> **What you have to do**
All of the material below is to be repeated exactly.

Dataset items
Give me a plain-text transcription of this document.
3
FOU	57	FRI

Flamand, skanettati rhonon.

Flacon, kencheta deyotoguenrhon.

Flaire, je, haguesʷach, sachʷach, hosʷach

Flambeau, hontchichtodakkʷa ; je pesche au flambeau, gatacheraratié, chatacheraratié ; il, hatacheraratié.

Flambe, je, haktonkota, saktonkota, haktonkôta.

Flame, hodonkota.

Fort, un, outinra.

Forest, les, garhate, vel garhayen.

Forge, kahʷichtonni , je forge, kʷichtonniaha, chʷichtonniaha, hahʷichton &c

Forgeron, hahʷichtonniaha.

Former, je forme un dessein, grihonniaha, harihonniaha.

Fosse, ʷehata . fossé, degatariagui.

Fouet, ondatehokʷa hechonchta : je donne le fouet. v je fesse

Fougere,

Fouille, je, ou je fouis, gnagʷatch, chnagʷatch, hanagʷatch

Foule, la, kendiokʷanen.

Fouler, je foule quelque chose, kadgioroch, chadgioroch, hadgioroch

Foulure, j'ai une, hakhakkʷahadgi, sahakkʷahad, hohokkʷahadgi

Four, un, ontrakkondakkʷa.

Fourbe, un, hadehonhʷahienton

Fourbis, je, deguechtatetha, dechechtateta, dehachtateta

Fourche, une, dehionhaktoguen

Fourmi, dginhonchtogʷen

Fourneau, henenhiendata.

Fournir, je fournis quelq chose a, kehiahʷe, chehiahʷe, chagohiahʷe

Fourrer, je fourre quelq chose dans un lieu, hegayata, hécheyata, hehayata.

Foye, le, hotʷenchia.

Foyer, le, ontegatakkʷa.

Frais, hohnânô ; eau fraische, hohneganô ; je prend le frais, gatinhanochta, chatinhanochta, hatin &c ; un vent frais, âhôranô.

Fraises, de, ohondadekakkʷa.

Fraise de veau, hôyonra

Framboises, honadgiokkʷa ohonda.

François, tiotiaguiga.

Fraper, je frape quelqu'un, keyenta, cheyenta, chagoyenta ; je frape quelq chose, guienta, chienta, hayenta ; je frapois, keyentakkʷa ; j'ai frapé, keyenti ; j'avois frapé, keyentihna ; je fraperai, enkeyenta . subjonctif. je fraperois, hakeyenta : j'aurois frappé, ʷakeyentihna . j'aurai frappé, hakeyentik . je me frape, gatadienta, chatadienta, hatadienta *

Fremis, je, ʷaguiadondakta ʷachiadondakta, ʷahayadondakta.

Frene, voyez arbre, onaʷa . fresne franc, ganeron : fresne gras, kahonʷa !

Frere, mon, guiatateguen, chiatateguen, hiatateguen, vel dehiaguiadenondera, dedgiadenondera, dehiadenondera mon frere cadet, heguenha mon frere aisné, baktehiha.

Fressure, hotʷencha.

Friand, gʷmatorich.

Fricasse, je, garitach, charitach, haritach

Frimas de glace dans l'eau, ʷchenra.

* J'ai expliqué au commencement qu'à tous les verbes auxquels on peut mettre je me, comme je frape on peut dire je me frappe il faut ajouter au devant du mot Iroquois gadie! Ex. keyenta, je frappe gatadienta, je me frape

> **Expected answer**
Give me a plain-text transcription of this document.
3
FOU	57	FRI

Flamand, skanettati rhonon.

Flacon, kencheta deyotoguenrhon.

Flaire, je, haguesʷach, sachʷach, hosʷach

Flambeau, hontchichtodakkʷa ; je pesche au flambeau, gatacheraratié, chatacheraratié ; il, hatacheraratié.

Flambe, je, haktonkota, saktonkota, haktonkôta.

Flame, hodonkota.

Fort, un, outinra.

Forest, les, garhate, vel garhayen.

Forge, kahʷichtonni , je forge, kʷichtonniaha, chʷichtonniaha, hahʷichton &c

Forgeron, hahʷichtonniaha.

Former, je forme un dessein, grihonniaha, harihonniaha.

Fosse, ʷehata . fossé, degatariagui.

Fouet, ondatehokʷa hechonchta : je donne le fouet. v je fesse

Fougere,

Fouille, je, ou je fouis, gnagʷatch, chnagʷatch, hanagʷatch

Foule, la, kendiokʷanen.

Fouler, je foule quelque chose, kadgioroch, chadgioroch, hadgioroch

Foulure, j'ai une, hakhakkʷahadgi, sahakkʷahad, hohokkʷahadgi

Four, un, ontrakkondakkʷa.

Fourbe, un, hadehonhʷahienton

Fourbis, je, deguechtatetha, dechechtateta, dehachtateta

Fourche, une, dehionhaktoguen

Fourmi, dginhonchtogʷen

Fourneau, henenhiendata.

Fournir, je fournis quelq chose a, kehiahʷe, chehiahʷe, chagohiahʷe

Fourrer, je fourre quelq chose dans un lieu, hegayata, hécheyata, hehayata.

Foye, le, hotʷenchia.

Foyer, le, ontegatakkʷa.

Frais, hohnânô ; eau fraische, hohneganô ; je prend le frais, gatinhanochta, chatinhanochta, hatin &c ; un vent frais, âhôranô.

Fraises, de, ohondadekakkʷa.

Fraise de veau, hôyonra

Framboises, honadgiokkʷa ohonda.

François, tiotiaguiga.

Fraper, je frape quelqu'un, keyenta, cheyenta, chagoyenta ; je frape quelq chose, guienta, chienta, hayenta ; je frapois, keyentakkʷa ; j'ai frapé, keyenti ; j'avois frapé, keyentihna ; je fraperai, enkeyenta . subjonctif. je fraperois, hakeyenta : j'aurois frappé, ʷakeyentihna . j'aurai frappé, hakeyentik . je me frape, gatadienta, chatadienta, hatadienta *

Fremis, je, ʷaguiadondakta ʷachiadondakta, ʷahayadondakta.

Frene, voyez arbre, onaʷa . fresne franc, ganeron : fresne gras, kahonʷa !

Frere, mon, guiatateguen, chiatateguen, hiatateguen, vel dehiaguiadenondera, dedgiadenondera, dehiadenondera mon frere cadet, heguenha mon frere aisné, baktehiha.

Fressure, hotʷencha.

Friand, gʷmatorich.

Fricasse, je, garitach, charitach, haritach

Frimas de glace dans l'eau, ʷchenra.

* J'ai expliqué au commencement qu'à tous les verbes auxquels on peut mettre je me, comme je frape on peut dire je me frappe il faut ajouter au devant du mot Iroquois gadie! Ex. keyenta, je frappe gatadienta, je me frape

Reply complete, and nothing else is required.